Copy out each line of the material in which the word "Eßer" appears.

+++++

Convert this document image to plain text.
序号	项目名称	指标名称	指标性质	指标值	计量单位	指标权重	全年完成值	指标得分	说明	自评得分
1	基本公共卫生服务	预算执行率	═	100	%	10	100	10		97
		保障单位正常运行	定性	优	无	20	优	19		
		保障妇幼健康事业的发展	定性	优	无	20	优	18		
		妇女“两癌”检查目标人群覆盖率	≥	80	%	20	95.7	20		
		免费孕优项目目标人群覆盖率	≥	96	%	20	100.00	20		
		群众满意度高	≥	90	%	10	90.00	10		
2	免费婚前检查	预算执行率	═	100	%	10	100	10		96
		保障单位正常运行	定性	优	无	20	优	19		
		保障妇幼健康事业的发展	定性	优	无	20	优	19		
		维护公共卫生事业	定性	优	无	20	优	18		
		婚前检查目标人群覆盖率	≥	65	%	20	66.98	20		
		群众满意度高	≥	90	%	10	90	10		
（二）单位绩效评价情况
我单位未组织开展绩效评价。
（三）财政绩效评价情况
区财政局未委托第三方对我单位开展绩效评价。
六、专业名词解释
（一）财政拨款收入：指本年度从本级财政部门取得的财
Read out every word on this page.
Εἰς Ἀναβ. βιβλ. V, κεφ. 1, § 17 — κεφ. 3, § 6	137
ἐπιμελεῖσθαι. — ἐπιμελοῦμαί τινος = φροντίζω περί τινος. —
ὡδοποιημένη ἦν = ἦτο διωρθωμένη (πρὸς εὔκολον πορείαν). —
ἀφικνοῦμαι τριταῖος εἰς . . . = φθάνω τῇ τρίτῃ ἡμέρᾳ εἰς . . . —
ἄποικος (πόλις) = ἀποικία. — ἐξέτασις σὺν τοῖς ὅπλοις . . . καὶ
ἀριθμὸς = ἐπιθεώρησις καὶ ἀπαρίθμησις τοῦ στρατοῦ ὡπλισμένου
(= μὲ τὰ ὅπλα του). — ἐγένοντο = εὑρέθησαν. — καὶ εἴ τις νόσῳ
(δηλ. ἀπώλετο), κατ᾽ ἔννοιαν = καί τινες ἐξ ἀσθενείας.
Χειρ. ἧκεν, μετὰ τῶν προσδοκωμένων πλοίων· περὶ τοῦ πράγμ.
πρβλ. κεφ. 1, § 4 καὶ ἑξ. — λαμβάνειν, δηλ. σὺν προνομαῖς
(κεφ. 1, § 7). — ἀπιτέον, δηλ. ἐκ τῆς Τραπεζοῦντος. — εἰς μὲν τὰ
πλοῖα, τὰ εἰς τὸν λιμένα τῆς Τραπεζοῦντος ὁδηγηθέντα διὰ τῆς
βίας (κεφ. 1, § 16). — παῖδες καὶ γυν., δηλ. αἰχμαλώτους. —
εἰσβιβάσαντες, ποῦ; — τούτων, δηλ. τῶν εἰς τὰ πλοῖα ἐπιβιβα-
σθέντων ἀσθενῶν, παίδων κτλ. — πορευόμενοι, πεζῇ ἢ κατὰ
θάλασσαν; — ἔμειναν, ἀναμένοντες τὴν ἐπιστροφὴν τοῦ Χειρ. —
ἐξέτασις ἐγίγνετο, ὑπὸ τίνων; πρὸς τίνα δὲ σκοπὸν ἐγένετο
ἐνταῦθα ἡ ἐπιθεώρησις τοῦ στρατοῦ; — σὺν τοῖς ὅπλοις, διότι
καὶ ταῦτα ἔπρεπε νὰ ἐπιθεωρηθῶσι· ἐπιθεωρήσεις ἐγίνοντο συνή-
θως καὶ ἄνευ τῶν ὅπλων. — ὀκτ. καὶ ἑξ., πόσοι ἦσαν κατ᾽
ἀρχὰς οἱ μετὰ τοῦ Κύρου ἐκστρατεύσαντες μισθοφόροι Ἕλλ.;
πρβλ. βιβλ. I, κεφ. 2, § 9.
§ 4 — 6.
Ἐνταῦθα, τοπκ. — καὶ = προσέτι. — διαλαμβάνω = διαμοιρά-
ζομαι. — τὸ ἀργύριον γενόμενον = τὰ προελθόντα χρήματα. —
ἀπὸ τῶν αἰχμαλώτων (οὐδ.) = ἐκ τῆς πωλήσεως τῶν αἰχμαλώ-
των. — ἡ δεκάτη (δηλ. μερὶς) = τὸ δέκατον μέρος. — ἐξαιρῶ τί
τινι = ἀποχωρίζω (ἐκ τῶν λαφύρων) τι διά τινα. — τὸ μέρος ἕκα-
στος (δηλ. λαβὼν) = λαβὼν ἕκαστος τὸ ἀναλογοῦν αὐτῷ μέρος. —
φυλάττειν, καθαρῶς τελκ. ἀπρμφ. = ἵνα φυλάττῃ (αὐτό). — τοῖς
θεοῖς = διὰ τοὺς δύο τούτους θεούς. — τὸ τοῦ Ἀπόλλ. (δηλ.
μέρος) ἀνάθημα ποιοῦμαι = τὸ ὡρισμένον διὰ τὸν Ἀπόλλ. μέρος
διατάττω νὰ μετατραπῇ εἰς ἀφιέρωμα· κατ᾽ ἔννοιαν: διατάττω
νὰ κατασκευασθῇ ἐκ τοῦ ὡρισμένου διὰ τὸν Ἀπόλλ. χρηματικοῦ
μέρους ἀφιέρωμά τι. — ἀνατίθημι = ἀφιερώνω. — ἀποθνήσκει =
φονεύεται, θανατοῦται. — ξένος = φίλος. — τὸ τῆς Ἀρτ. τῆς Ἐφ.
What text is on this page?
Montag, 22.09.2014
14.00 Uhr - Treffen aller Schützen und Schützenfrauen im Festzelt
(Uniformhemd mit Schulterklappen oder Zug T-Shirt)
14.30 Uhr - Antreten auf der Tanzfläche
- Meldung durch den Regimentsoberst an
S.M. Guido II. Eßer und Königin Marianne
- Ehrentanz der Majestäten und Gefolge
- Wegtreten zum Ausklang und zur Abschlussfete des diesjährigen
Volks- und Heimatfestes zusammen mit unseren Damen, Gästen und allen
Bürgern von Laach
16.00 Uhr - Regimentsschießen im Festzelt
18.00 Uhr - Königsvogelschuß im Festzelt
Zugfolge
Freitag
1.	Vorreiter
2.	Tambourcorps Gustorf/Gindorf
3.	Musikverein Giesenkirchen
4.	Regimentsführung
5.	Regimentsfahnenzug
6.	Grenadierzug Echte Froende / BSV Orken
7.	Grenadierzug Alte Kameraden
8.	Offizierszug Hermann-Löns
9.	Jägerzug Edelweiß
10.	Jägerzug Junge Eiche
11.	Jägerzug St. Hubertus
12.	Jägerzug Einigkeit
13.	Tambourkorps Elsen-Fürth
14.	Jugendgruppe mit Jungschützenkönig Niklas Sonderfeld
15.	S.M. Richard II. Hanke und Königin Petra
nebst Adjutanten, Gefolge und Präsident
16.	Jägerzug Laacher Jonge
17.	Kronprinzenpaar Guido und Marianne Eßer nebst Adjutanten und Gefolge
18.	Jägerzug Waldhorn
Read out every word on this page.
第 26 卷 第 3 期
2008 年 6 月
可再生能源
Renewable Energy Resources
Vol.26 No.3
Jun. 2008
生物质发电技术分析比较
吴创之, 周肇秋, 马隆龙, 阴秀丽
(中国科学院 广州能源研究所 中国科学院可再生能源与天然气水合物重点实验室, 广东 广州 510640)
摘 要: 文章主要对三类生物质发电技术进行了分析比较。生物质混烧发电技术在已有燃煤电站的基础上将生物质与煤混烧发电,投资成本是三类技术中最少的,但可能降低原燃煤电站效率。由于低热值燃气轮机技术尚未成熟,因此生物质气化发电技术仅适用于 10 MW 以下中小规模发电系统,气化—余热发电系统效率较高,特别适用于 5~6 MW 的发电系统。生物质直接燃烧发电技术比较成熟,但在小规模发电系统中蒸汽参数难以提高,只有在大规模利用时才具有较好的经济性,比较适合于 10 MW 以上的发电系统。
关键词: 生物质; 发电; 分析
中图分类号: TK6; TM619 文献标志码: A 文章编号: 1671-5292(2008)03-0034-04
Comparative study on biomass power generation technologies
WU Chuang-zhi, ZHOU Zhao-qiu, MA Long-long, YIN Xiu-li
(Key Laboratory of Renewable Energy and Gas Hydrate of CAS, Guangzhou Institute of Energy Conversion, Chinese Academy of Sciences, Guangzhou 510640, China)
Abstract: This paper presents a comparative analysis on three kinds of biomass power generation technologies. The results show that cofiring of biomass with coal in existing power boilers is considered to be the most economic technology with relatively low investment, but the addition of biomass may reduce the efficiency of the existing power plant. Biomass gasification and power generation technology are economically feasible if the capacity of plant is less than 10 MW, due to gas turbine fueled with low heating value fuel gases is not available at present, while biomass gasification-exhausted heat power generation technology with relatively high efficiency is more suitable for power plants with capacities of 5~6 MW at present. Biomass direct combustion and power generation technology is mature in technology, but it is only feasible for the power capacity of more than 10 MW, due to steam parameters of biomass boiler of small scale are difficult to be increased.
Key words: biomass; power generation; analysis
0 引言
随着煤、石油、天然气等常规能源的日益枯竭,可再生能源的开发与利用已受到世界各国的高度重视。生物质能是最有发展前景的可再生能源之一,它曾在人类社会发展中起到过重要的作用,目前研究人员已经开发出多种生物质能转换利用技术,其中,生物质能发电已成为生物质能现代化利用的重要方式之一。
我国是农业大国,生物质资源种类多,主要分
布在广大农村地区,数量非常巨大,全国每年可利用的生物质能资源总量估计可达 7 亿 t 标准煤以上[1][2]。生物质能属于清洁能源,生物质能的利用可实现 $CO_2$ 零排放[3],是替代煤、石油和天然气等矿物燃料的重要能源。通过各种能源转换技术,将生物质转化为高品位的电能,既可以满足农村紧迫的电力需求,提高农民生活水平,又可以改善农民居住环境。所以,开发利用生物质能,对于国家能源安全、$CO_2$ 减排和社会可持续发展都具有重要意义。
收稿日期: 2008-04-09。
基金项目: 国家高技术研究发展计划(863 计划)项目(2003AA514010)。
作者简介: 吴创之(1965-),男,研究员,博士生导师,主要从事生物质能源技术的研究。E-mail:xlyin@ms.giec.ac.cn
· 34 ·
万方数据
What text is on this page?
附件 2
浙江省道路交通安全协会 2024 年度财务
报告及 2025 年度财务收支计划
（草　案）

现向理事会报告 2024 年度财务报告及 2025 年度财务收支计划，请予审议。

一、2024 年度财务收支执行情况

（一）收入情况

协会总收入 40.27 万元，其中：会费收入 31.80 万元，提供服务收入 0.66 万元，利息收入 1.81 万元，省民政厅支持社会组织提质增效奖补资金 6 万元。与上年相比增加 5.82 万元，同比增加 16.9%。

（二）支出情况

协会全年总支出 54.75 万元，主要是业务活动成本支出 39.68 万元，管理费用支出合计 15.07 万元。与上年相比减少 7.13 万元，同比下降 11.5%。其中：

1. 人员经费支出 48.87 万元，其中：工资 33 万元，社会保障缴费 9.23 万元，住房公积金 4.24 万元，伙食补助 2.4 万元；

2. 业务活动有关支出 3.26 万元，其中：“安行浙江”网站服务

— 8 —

+++++

Completed task:
S.M. Guido II. Eßer und Königin Marianne
17.	Kronprinzenpaar Guido und Marianne Eßer nebst Adjutanten und Gefolge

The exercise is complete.